▸ **Problem**
Set out every line of the material below as a Markdown table with the columns Row and Material line, numbering the rows in order and skipping blank lines. Leave any picture out of the answer.

------------

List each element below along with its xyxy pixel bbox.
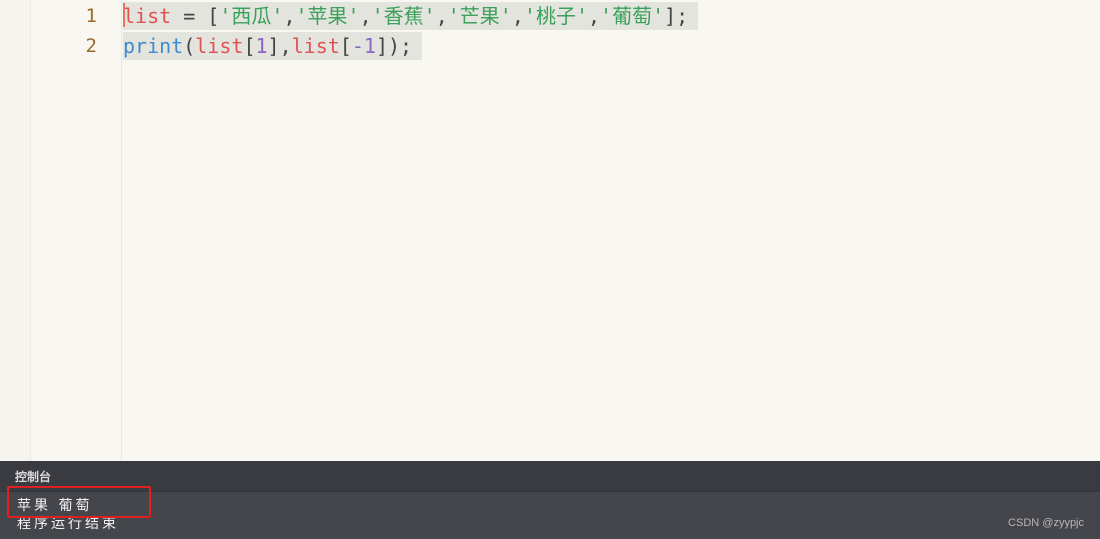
fold-gutter: [0, 0, 31, 461]
code-token-punc: ,: [359, 4, 372, 28]
line-number: 2: [85, 35, 97, 57]
code-token-fn: print: [123, 34, 184, 58]
code-token-punc: ];: [664, 4, 689, 28]
code-line-1[interactable]: list = ['西瓜','苹果','香蕉','芒果','桃子','葡萄'];: [123, 1, 699, 31]
console-panel: 控制台 苹果 葡萄 程序运行结束: [0, 461, 1100, 539]
highlight-annotation-box: [7, 486, 151, 518]
console-title: 控制台: [15, 470, 52, 484]
code-token-str: '西瓜': [219, 4, 284, 28]
line-number-gutter: 1 2: [31, 0, 122, 461]
code-token-var: list: [291, 34, 340, 58]
console-header: 控制台: [0, 461, 1100, 492]
code-token-str: '葡萄': [600, 4, 665, 28]
code-token-str: '苹果': [295, 4, 360, 28]
console-output[interactable]: 苹果 葡萄 程序运行结束: [0, 492, 1100, 539]
code-token-punc: ],: [267, 34, 292, 58]
code-token-punc: ,: [283, 4, 296, 28]
code-token-punc: ,: [435, 4, 448, 28]
code-token-punc: ]);: [375, 34, 413, 58]
code-token-punc: = [: [171, 4, 220, 28]
code-line-2[interactable]: print(list[1],list[-1]);: [123, 31, 423, 61]
code-token-punc: ,: [511, 4, 524, 28]
code-token-num: 1: [255, 34, 268, 58]
code-editor[interactable]: 1 2 list = ['西瓜','苹果','香蕉','芒果','桃子','葡萄…: [0, 0, 1100, 461]
code-token-punc: (: [183, 34, 196, 58]
watermark: CSDN @zyypjc: [1008, 517, 1084, 529]
text-cursor: [123, 3, 125, 27]
code-token-num: -1: [351, 34, 376, 58]
code-token-str: '桃子': [523, 4, 588, 28]
code-token-str: '芒果': [447, 4, 512, 28]
code-token-punc: [: [339, 34, 352, 58]
code-token-punc: ,: [588, 4, 601, 28]
code-token-var: list: [195, 34, 244, 58]
code-token-punc: [: [243, 34, 256, 58]
code-token-var: list: [123, 4, 172, 28]
line-number: 1: [85, 5, 97, 27]
code-token-str: '香蕉': [371, 4, 436, 28]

------------

▸ **Solution to the problem**
| Row | Material line |
|---|---|
| 1 | List each element below along with its xyxy pixel bbox. |
| 2 | fold-gutter: [0, 0, 31, 461] |
| 3 | code-token-punc: ,: [359, 4, 372, 28] |
| 4 | line-number: 2: [85, 35, 97, 57] |
| 5 | code-token-fn: print: [123, 34, 184, 58] |
| 6 | code-token-punc: ];: [664, 4, 689, 28] |
| 7 | code-line-1[interactable]: list = ['西瓜','苹果','香蕉','芒果','桃子','葡萄'];: [123, 1, 699, 31] |
| 8 | console-panel: 控制台 苹果 葡萄 程序运行结束: [0, 461, 1100, 539] |
| 9 | highlight-annotation-box: [7, 486, 151, 518] |
| 10 | console-title: 控制台: [15, 470, 52, 484] |
| 11 | code-token-str: '西瓜': [219, 4, 284, 28] |
| 12 | line-number-gutter: 1 2: [31, 0, 122, 461] |
| 13 | code-token-var: list: [291, 34, 340, 58] |
| 14 | console-header: 控制台: [0, 461, 1100, 492] |
| 15 | code-token-str: '葡萄': [600, 4, 665, 28] |
| 16 | code-token-str: '苹果': [295, 4, 360, 28] |
| 17 | console-output[interactable]: 苹果 葡萄 程序运行结束: [0, 492, 1100, 539] |
| 18 | code-token-punc: ],: [267, 34, 292, 58] |
| 19 | code-token-punc: ,: [283, 4, 296, 28] |
| 20 | code-token-punc: ,: [435, 4, 448, 28] |
| 21 | code-token-punc: ]);: [375, 34, 413, 58] |
| 22 | code-token-punc: = [: [171, 4, 220, 28] |
| 23 | code-line-2[interactable]: print(list[1],list[-1]);: [123, 31, 423, 61] |
| 24 | code-token-punc: ,: [511, 4, 524, 28] |
| 25 | code-token-num: 1: [255, 34, 268, 58] |
| 26 | code-editor[interactable]: 1 2 list = ['西瓜','苹果','香蕉','芒果','桃子','葡萄…: [0, 0, 1100, 461] |
| 27 | code-token-punc: (: [183, 34, 196, 58] |
| 28 | watermark: CSDN @zyypjc: [1008, 517, 1084, 529] |
| 29 | text-cursor: [123, 3, 125, 27] |
| 30 | code-token-num: -1: [351, 34, 376, 58] |
| 31 | code-token-str: '桃子': [523, 4, 588, 28] |
| 32 | code-token-str: '芒果': [447, 4, 512, 28] |
| 33 | code-token-punc: [: [339, 34, 352, 58] |
| 34 | code-token-punc: ,: [588, 4, 601, 28] |
| 35 | code-token-var: list: [195, 34, 244, 58] |
| 36 | code-token-punc: [: [243, 34, 256, 58] |
| 37 | code-token-var: list: [123, 4, 172, 28] |
| 38 | line-number: 1: [85, 5, 97, 27] |
| 39 | code-token-str: '香蕉': [371, 4, 436, 28] |